## Task description
Lines that hold the word "JSON" should be located and copied.

## Dataset extract
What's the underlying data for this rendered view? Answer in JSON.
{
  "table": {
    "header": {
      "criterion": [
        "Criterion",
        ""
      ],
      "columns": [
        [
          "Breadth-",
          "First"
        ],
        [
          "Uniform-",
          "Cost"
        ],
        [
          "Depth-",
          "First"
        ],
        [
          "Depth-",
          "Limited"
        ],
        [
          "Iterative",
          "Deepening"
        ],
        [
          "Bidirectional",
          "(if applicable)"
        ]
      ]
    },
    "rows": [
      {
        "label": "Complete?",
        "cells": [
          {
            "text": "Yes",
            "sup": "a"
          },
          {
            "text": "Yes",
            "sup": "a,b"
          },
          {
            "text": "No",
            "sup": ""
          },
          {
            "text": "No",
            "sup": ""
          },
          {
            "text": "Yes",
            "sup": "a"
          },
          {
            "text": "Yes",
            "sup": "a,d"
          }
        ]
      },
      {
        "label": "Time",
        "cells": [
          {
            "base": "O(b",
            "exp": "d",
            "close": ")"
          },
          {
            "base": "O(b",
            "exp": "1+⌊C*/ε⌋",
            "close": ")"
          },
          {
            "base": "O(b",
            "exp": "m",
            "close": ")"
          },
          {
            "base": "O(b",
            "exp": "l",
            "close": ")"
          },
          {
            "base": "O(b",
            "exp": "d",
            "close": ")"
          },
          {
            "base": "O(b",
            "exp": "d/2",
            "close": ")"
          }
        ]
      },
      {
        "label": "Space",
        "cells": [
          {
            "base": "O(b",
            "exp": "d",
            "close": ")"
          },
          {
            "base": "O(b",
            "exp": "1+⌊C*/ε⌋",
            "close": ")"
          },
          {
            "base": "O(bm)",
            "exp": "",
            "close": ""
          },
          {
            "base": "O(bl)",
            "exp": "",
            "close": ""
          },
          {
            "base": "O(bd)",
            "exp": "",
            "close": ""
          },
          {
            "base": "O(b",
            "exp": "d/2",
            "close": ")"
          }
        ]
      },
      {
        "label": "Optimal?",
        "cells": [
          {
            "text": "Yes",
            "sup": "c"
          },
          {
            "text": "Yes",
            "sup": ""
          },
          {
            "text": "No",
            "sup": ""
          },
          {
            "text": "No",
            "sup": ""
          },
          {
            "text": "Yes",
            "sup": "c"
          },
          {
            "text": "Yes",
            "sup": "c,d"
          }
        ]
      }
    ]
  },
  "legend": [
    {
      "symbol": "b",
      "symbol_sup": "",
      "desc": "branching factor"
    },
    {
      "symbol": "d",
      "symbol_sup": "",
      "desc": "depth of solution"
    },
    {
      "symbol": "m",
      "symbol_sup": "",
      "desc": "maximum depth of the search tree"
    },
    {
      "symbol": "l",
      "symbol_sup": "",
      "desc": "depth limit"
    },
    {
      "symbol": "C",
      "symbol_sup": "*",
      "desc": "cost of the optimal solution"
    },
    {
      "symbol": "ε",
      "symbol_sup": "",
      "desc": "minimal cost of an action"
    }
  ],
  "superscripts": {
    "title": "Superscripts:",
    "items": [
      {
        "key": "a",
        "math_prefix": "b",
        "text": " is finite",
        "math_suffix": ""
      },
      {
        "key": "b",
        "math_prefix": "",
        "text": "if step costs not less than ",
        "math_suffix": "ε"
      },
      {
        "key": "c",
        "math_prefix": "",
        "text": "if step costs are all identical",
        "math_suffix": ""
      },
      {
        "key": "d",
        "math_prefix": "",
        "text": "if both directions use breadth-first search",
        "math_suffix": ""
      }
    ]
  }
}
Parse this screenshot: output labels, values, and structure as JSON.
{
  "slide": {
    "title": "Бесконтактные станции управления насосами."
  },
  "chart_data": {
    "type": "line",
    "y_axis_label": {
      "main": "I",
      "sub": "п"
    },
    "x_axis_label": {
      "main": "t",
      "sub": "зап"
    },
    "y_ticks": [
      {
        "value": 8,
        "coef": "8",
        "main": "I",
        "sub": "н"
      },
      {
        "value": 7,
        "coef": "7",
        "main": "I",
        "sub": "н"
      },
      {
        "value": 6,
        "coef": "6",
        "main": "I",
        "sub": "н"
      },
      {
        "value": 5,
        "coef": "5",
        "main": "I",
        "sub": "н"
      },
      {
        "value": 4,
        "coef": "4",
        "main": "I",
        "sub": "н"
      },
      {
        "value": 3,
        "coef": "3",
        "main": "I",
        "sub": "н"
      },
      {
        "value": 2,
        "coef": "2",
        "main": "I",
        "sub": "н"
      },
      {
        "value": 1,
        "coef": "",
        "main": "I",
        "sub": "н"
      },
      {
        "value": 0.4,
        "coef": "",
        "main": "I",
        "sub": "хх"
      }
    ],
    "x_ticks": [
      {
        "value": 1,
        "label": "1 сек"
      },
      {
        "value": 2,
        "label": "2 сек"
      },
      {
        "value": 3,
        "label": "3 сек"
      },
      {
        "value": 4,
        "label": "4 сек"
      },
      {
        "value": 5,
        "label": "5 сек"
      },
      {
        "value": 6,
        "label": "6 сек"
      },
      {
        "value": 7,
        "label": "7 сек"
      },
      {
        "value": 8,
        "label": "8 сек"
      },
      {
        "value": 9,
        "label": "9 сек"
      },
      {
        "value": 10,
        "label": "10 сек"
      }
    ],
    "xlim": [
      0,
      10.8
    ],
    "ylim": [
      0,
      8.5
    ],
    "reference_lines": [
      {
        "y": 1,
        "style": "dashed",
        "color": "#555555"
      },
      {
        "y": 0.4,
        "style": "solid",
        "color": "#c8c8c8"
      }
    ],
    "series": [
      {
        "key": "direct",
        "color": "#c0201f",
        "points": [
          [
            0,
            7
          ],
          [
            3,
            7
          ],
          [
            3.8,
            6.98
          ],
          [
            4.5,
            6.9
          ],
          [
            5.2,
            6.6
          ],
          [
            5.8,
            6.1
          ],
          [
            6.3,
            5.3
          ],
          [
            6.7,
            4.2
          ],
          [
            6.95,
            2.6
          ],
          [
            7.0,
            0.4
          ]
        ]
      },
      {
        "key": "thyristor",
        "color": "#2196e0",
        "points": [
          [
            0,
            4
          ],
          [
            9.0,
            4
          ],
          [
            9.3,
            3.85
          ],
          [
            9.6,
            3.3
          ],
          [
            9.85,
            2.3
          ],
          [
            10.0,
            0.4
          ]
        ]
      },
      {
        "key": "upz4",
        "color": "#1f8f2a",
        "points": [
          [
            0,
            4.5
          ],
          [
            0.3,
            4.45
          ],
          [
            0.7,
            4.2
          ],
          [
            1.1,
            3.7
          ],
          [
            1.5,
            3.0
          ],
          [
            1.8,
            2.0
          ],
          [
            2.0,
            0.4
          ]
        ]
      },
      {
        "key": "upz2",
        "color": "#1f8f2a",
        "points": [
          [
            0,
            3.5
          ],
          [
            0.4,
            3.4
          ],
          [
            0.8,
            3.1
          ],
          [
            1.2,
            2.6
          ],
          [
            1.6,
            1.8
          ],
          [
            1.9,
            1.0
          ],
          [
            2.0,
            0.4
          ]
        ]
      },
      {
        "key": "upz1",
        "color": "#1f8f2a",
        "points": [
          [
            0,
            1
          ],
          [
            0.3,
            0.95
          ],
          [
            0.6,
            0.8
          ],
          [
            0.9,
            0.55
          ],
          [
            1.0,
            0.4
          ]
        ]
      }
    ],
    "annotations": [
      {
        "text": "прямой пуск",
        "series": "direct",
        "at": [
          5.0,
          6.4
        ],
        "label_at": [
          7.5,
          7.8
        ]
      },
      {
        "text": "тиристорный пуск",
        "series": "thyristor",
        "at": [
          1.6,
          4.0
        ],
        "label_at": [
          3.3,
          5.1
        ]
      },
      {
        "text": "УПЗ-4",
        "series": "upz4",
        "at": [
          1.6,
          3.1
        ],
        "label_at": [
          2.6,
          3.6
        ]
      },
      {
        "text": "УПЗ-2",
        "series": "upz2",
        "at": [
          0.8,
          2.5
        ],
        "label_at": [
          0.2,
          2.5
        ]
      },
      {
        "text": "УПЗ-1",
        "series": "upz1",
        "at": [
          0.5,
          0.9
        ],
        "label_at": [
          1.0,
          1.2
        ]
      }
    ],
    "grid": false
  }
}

## Solution
What's the underlying data for this rendered view? Answer in JSON.
Parse this screenshot: output labels, values, and structure as JSON.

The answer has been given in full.